Transcribe the records below exactly, leaving out any pictures.

##### LISTED RECORDS

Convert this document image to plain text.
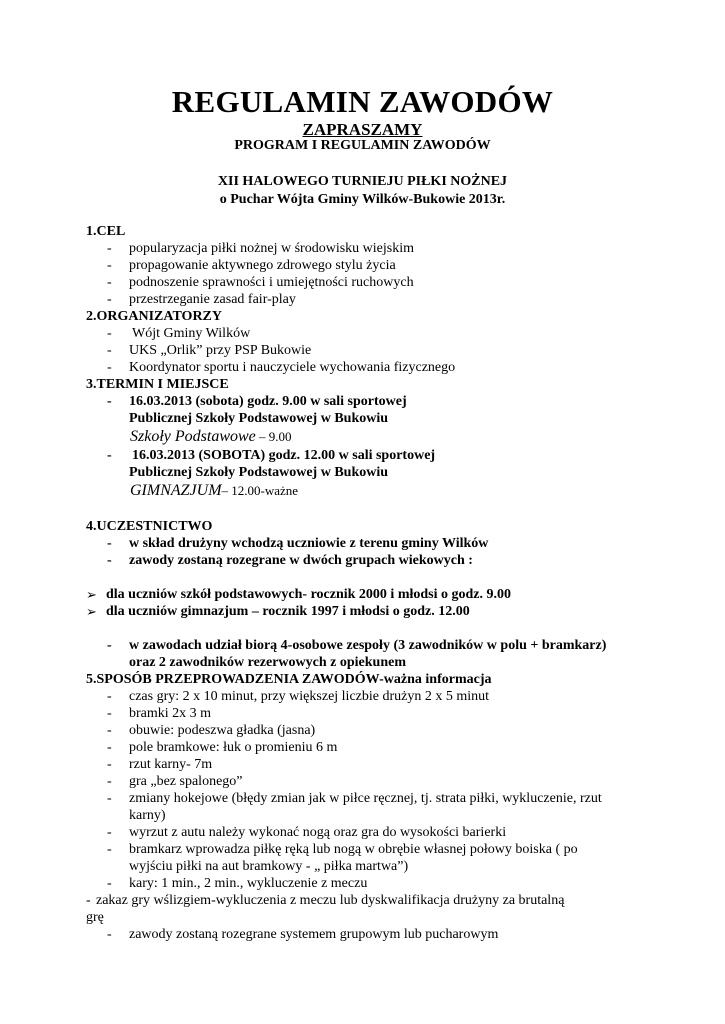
REGULAMIN ZAWODÓW
ZAPRASZAMY
PROGRAM I REGULAMIN ZAWODÓW
XII HALOWEGO TURNIEJU PIŁKI NOŻNEJ
o Puchar Wójta Gminy Wilków-Bukowie 2013r.
1.CEL
- popularyzacja piłki nożnej w środowisku wiejskim
- propagowanie aktywnego zdrowego stylu życia
- podnoszenie sprawności i umiejętności ruchowych
- przestrzeganie zasad fair-play
2.ORGANIZATORZY
- Wójt Gminy Wilków
- UKS „Orlik” przy PSP Bukowie
- Koordynator sportu i nauczyciele wychowania fizycznego
3.TERMIN I MIEJSCE
- 16.03.2013 (sobota) godz. 9.00 w sali sportowej
Publicznej Szkoły Podstawowej w Bukowiu
Szkoły Podstawowe – 9.00
- 16.03.2013 (SOBOTA) godz. 12.00 w sali sportowej
Publicznej Szkoły Podstawowej w Bukowiu
GIMNAZJUM– 12.00-ważne
4.UCZESTNICTWO
- w skład drużyny wchodzą uczniowie z terenu gminy Wilków
- zawody zostaną rozegrane w dwóch grupach wiekowych :
➢ dla uczniów szkół podstawowych- rocznik 2000 i młodsi o godz. 9.00
➢ dla uczniów gimnazjum – rocznik 1997 i młodsi o godz. 12.00
- w zawodach udział biorą 4-osobowe zespoły (3 zawodników w polu + bramkarz)
oraz 2 zawodników rezerwowych z opiekunem
5.SPOSÓB PRZEPROWADZENIA ZAWODÓW-ważna informacja
- czas gry: 2 x 10 minut, przy większej liczbie drużyn 2 x 5 minut
- bramki 2x 3 m
- obuwie: podeszwa gładka (jasna)
- pole bramkowe: łuk o promieniu 6 m
- rzut karny- 7m
- gra „bez spalonego”
- zmiany hokejowe (błędy zmian jak w piłce ręcznej, tj. strata piłki, wykluczenie, rzut
karny)
- wyrzut z autu należy wykonać nogą oraz gra do wysokości barierki
- bramkarz wprowadza piłkę ręką lub nogą w obrębie własnej połowy boiska ( po
wyjściu piłki na aut bramkowy - „ piłka martwa”)
- kary: 1 min., 2 min., wykluczenie z meczu
- zakaz gry wślizgiem-wykluczenia z meczu lub dyskwalifikacja drużyny za brutalną
grę
- zawody zostaną rozegrane systemem grupowym lub pucharowym
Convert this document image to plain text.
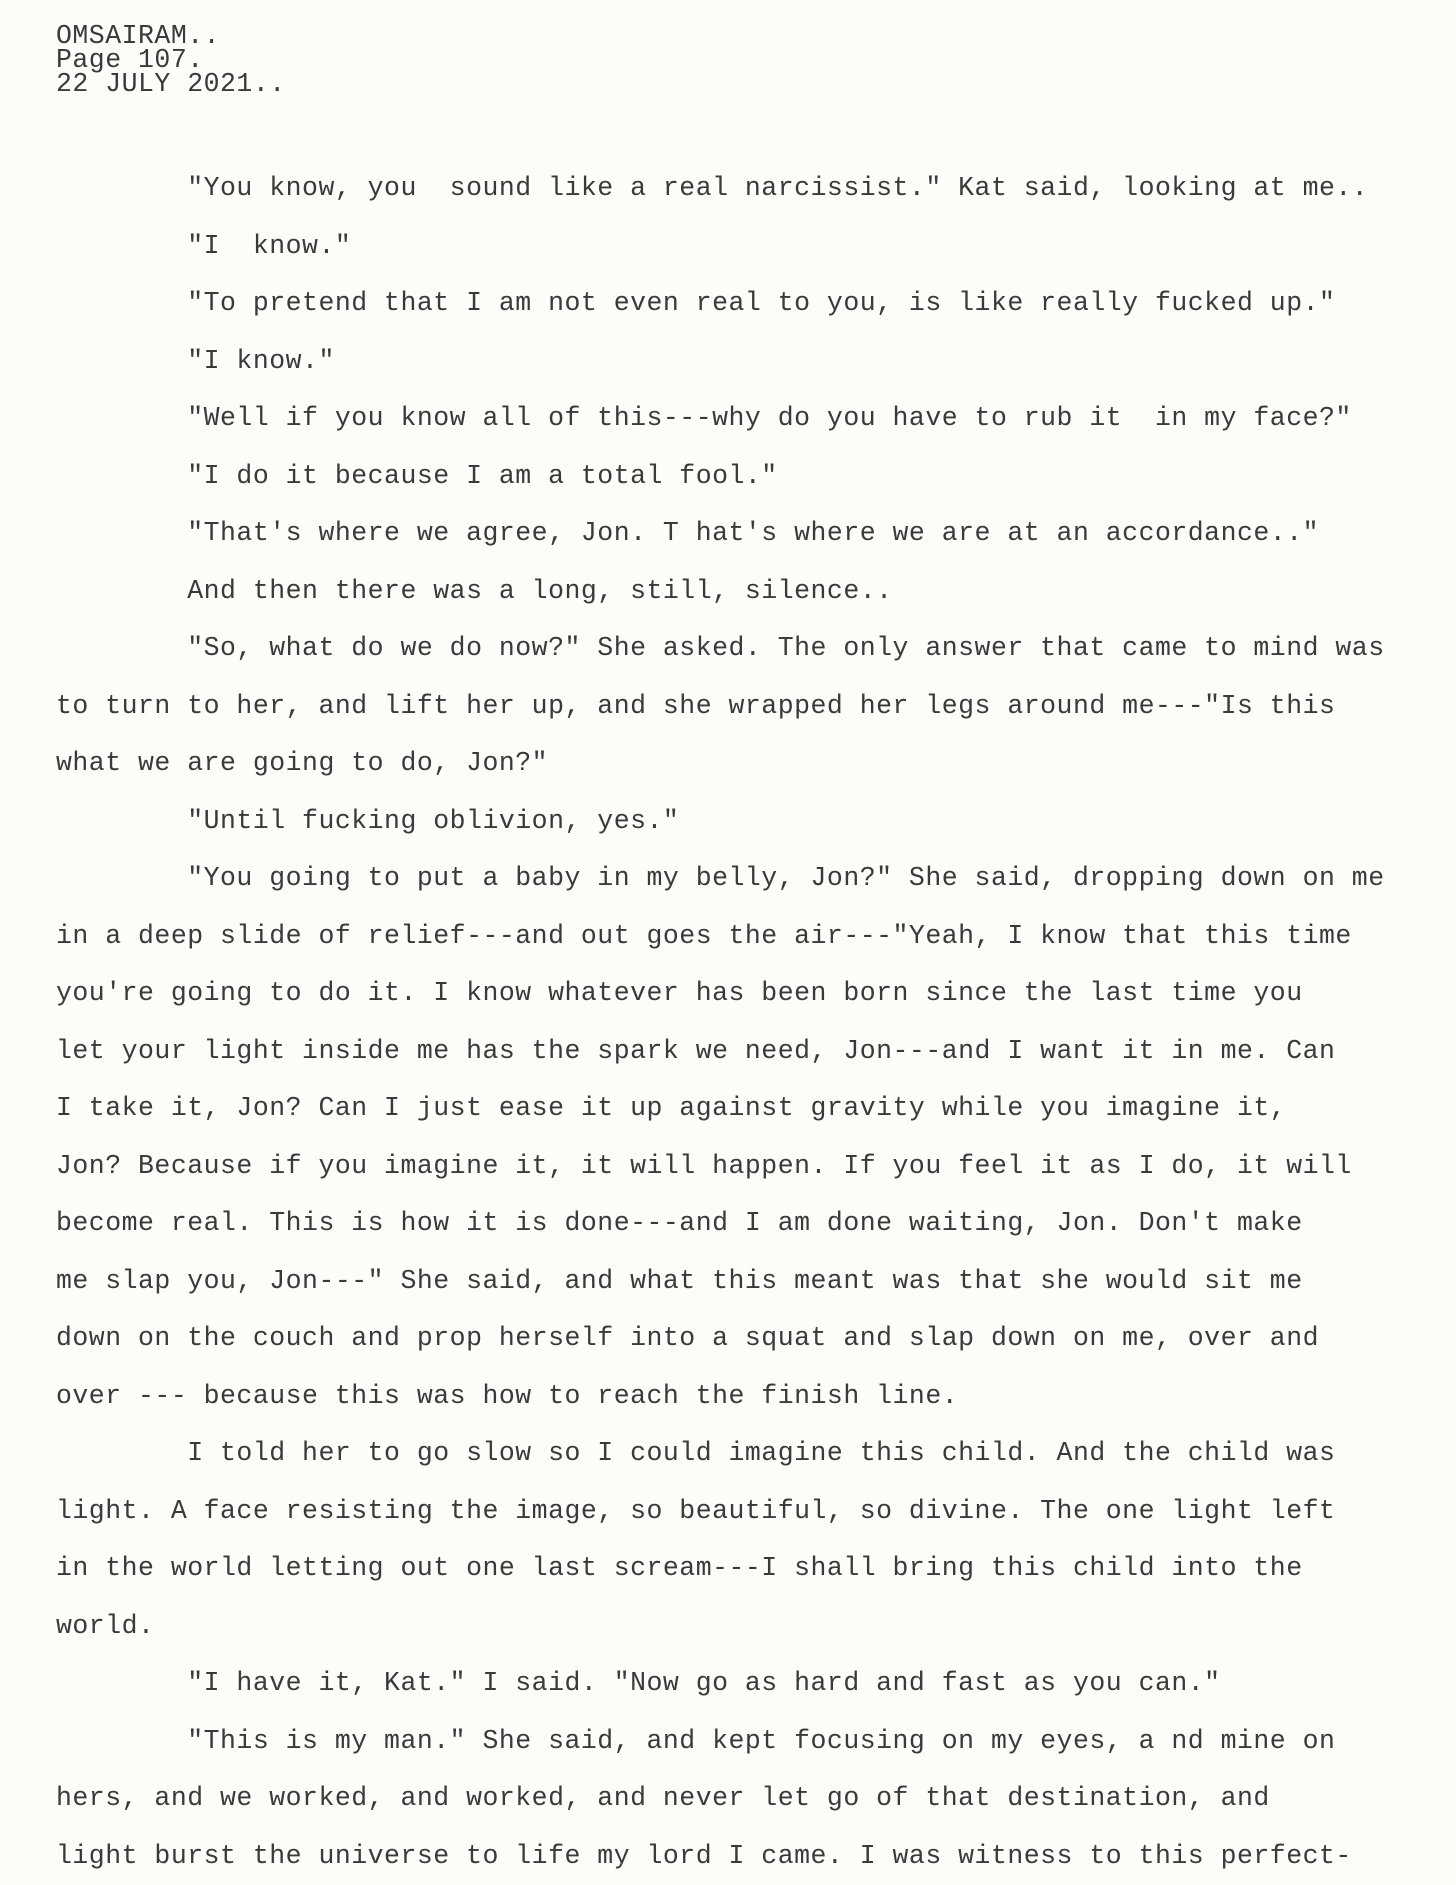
OMSAIRAM..
Page 107.
22 JULY 2021..
"You know, you  sound like a real narcissist." Kat said, looking at me..
"I  know."
"To pretend that I am not even real to you, is like really fucked up."
"I know."
"Well if you know all of this---why do you have to rub it  in my face?"
"I do it because I am a total fool."
"That's where we agree, Jon. T hat's where we are at an accordance.."
And then there was a long, still, silence..
"So, what do we do now?" She asked. The only answer that came to mind was
to turn to her, and lift her up, and she wrapped her legs around me---"Is this
what we are going to do, Jon?"
"Until fucking oblivion, yes."
"You going to put a baby in my belly, Jon?" She said, dropping down on me
in a deep slide of relief---and out goes the air---"Yeah, I know that this time
you're going to do it. I know whatever has been born since the last time you
let your light inside me has the spark we need, Jon---and I want it in me. Can
I take it, Jon? Can I just ease it up against gravity while you imagine it,
Jon? Because if you imagine it, it will happen. If you feel it as I do, it will
become real. This is how it is done---and I am done waiting, Jon. Don't make
me slap you, Jon---" She said, and what this meant was that she would sit me
down on the couch and prop herself into a squat and slap down on me, over and
over --- because this was how to reach the finish line.
I told her to go slow so I could imagine this child. And the child was
light. A face resisting the image, so beautiful, so divine. The one light left
in the world letting out one last scream---I shall bring this child into the
world.
"I have it, Kat." I said. "Now go as hard and fast as you can."
"This is my man." She said, and kept focusing on my eyes, a nd mine on
hers, and we worked, and worked, and never let go of that destination, and
light burst the universe to life my lord I came. I was witness to this perfect-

##########

_SOLUTION FOR THIS EXERCISE_
Convert this document image to plain text.
REGULAMIN ZAWODÓW
ZAPRASZAMY
PROGRAM I REGULAMIN ZAWODÓW
XII HALOWEGO TURNIEJU PIŁKI NOŻNEJ
o Puchar Wójta Gminy Wilków-Bukowie 2013r.
1.CEL
- popularyzacja piłki nożnej w środowisku wiejskim
- propagowanie aktywnego zdrowego stylu życia
- podnoszenie sprawności i umiejętności ruchowych
- przestrzeganie zasad fair-play
2.ORGANIZATORZY
- Wójt Gminy Wilków
- UKS „Orlik” przy PSP Bukowie
- Koordynator sportu i nauczyciele wychowania fizycznego
3.TERMIN I MIEJSCE
- 16.03.2013 (sobota) godz. 9.00 w sali sportowej
Publicznej Szkoły Podstawowej w Bukowiu
Szkoły Podstawowe – 9.00
- 16.03.2013 (SOBOTA) godz. 12.00 w sali sportowej
Publicznej Szkoły Podstawowej w Bukowiu
GIMNAZJUM– 12.00-ważne
4.UCZESTNICTWO
- w skład drużyny wchodzą uczniowie z terenu gminy Wilków
- zawody zostaną rozegrane w dwóch grupach wiekowych :
➢ dla uczniów szkół podstawowych- rocznik 2000 i młodsi o godz. 9.00
➢ dla uczniów gimnazjum – rocznik 1997 i młodsi o godz. 12.00
- w zawodach udział biorą 4-osobowe zespoły (3 zawodników w polu + bramkarz)
oraz 2 zawodników rezerwowych z opiekunem
5.SPOSÓB PRZEPROWADZENIA ZAWODÓW-ważna informacja
- czas gry: 2 x 10 minut, przy większej liczbie drużyn 2 x 5 minut
- bramki 2x 3 m
- obuwie: podeszwa gładka (jasna)
- pole bramkowe: łuk o promieniu 6 m
- rzut karny- 7m
- gra „bez spalonego”
- zmiany hokejowe (błędy zmian jak w piłce ręcznej, tj. strata piłki, wykluczenie, rzut
karny)
- wyrzut z autu należy wykonać nogą oraz gra do wysokości barierki
- bramkarz wprowadza piłkę ręką lub nogą w obrębie własnej połowy boiska ( po
wyjściu piłki na aut bramkowy - „ piłka martwa”)
- kary: 1 min., 2 min., wykluczenie z meczu
- zakaz gry wślizgiem-wykluczenia z meczu lub dyskwalifikacja drużyny za brutalną
grę
- zawody zostaną rozegrane systemem grupowym lub pucharowym
Convert this document image to plain text.
OMSAIRAM..
Page 107.
22 JULY 2021..
"You know, you  sound like a real narcissist." Kat said, looking at me..
"I  know."
"To pretend that I am not even real to you, is like really fucked up."
"I know."
"Well if you know all of this---why do you have to rub it  in my face?"
"I do it because I am a total fool."
"That's where we agree, Jon. T hat's where we are at an accordance.."
And then there was a long, still, silence..
"So, what do we do now?" She asked. The only answer that came to mind was
to turn to her, and lift her up, and she wrapped her legs around me---"Is this
what we are going to do, Jon?"
"Until fucking oblivion, yes."
"You going to put a baby in my belly, Jon?" She said, dropping down on me
in a deep slide of relief---and out goes the air---"Yeah, I know that this time
you're going to do it. I know whatever has been born since the last time you
let your light inside me has the spark we need, Jon---and I want it in me. Can
I take it, Jon? Can I just ease it up against gravity while you imagine it,
Jon? Because if you imagine it, it will happen. If you feel it as I do, it will
become real. This is how it is done---and I am done waiting, Jon. Don't make
me slap you, Jon---" She said, and what this meant was that she would sit me
down on the couch and prop herself into a squat and slap down on me, over and
over --- because this was how to reach the finish line.
I told her to go slow so I could imagine this child. And the child was
light. A face resisting the image, so beautiful, so divine. The one light left
in the world letting out one last scream---I shall bring this child into the
world.
"I have it, Kat." I said. "Now go as hard and fast as you can."
"This is my man." She said, and kept focusing on my eyes, a nd mine on
hers, and we worked, and worked, and never let go of that destination, and
light burst the universe to life my lord I came. I was witness to this perfect-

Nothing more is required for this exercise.